_Exercise instructions_. Only the number is wanted: how many lines in the data contain "本道料理基础售价"?

_Entries provided_.
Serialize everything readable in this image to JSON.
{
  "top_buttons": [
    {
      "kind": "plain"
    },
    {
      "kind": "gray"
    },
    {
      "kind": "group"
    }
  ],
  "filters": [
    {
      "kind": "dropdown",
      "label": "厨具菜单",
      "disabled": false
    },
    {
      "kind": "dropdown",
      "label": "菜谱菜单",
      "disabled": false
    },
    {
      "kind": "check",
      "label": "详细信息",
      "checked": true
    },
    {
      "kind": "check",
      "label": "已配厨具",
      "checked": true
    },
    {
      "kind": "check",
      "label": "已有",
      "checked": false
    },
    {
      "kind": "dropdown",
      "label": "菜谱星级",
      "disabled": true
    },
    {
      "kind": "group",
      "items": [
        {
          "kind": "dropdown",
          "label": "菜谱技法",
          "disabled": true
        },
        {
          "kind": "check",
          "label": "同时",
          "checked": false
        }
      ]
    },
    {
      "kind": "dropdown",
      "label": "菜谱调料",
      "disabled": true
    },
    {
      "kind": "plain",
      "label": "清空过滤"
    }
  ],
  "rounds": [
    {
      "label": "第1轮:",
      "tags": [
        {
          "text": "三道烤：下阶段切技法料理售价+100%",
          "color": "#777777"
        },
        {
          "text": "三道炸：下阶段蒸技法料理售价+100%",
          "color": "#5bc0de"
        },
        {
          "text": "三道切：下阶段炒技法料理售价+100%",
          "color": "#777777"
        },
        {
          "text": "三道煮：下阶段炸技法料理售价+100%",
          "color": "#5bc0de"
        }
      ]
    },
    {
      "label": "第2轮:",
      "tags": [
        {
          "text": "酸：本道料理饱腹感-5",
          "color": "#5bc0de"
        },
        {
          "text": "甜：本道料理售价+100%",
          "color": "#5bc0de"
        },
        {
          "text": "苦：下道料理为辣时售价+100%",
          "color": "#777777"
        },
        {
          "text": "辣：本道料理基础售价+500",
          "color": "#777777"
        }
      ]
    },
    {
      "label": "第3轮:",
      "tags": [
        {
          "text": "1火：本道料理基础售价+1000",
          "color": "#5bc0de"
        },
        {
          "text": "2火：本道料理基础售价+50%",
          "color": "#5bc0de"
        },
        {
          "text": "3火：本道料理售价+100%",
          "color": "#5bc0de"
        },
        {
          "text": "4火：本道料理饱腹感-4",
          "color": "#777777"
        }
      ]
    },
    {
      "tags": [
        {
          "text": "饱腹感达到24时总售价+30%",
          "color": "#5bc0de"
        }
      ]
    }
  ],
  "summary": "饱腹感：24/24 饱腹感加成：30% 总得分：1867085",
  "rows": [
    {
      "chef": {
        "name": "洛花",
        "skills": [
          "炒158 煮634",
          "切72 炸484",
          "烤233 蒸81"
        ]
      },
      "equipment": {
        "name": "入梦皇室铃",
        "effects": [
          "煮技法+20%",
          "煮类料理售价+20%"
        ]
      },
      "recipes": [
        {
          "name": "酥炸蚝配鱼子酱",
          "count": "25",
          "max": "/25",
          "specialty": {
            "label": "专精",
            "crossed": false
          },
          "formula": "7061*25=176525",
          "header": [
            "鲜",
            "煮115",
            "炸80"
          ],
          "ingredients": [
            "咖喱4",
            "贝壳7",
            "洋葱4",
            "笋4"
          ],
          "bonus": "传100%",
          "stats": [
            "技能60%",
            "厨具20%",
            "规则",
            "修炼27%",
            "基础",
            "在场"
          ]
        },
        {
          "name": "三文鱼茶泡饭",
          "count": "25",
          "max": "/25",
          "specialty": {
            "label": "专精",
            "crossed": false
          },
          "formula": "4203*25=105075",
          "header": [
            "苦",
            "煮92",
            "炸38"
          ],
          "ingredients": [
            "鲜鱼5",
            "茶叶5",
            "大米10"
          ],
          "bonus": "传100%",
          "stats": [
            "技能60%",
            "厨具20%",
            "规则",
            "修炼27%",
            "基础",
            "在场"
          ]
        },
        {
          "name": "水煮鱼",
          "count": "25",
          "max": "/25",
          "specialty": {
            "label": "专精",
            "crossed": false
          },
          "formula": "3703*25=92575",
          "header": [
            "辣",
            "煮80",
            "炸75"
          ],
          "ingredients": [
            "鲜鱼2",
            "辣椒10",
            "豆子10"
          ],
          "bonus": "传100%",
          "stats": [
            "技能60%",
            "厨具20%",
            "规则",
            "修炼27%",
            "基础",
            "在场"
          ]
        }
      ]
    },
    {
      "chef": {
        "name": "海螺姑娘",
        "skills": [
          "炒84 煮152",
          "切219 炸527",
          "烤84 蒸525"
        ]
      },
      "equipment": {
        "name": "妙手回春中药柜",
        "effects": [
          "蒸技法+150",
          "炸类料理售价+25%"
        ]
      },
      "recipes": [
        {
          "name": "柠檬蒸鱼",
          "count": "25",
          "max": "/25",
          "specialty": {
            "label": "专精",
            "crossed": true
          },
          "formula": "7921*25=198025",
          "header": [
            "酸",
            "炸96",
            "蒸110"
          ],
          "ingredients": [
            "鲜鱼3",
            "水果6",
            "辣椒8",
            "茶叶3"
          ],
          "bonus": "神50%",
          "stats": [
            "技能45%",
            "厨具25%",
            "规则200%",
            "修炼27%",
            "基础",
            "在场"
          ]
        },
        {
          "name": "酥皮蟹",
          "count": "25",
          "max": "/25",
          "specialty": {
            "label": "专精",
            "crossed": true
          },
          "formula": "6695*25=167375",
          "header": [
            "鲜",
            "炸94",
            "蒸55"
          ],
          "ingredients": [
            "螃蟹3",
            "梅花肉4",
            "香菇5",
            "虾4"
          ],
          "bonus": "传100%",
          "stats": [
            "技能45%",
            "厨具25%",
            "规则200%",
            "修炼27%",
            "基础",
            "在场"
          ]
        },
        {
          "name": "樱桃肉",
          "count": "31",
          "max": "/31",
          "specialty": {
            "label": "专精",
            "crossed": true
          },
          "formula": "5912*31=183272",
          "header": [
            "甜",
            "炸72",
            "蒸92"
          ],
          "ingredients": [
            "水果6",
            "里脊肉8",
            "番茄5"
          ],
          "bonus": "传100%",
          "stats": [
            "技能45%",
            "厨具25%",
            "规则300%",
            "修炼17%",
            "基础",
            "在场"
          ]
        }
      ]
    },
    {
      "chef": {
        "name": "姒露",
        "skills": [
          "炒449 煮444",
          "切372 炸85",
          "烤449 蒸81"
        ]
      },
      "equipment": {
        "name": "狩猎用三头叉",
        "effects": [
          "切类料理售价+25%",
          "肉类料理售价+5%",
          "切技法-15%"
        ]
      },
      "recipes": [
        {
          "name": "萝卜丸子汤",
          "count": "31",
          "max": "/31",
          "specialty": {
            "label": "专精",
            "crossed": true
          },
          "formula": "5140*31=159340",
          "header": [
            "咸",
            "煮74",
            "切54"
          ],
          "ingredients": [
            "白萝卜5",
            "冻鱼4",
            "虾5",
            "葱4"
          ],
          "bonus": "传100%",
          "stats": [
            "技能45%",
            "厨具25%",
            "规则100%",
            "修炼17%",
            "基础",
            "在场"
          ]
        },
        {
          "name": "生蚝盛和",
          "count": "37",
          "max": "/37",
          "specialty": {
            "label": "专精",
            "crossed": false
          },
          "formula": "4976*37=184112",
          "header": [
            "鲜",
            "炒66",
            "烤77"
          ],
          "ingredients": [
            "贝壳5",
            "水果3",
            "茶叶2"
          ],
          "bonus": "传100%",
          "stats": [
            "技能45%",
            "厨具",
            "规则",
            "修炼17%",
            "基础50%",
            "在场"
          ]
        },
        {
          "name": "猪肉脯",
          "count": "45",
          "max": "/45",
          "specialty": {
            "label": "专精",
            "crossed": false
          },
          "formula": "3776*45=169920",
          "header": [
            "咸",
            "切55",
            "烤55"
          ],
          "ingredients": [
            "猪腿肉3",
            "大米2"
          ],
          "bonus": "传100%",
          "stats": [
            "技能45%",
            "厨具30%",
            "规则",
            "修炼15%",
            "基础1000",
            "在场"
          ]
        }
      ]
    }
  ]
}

_Output for this task_. 3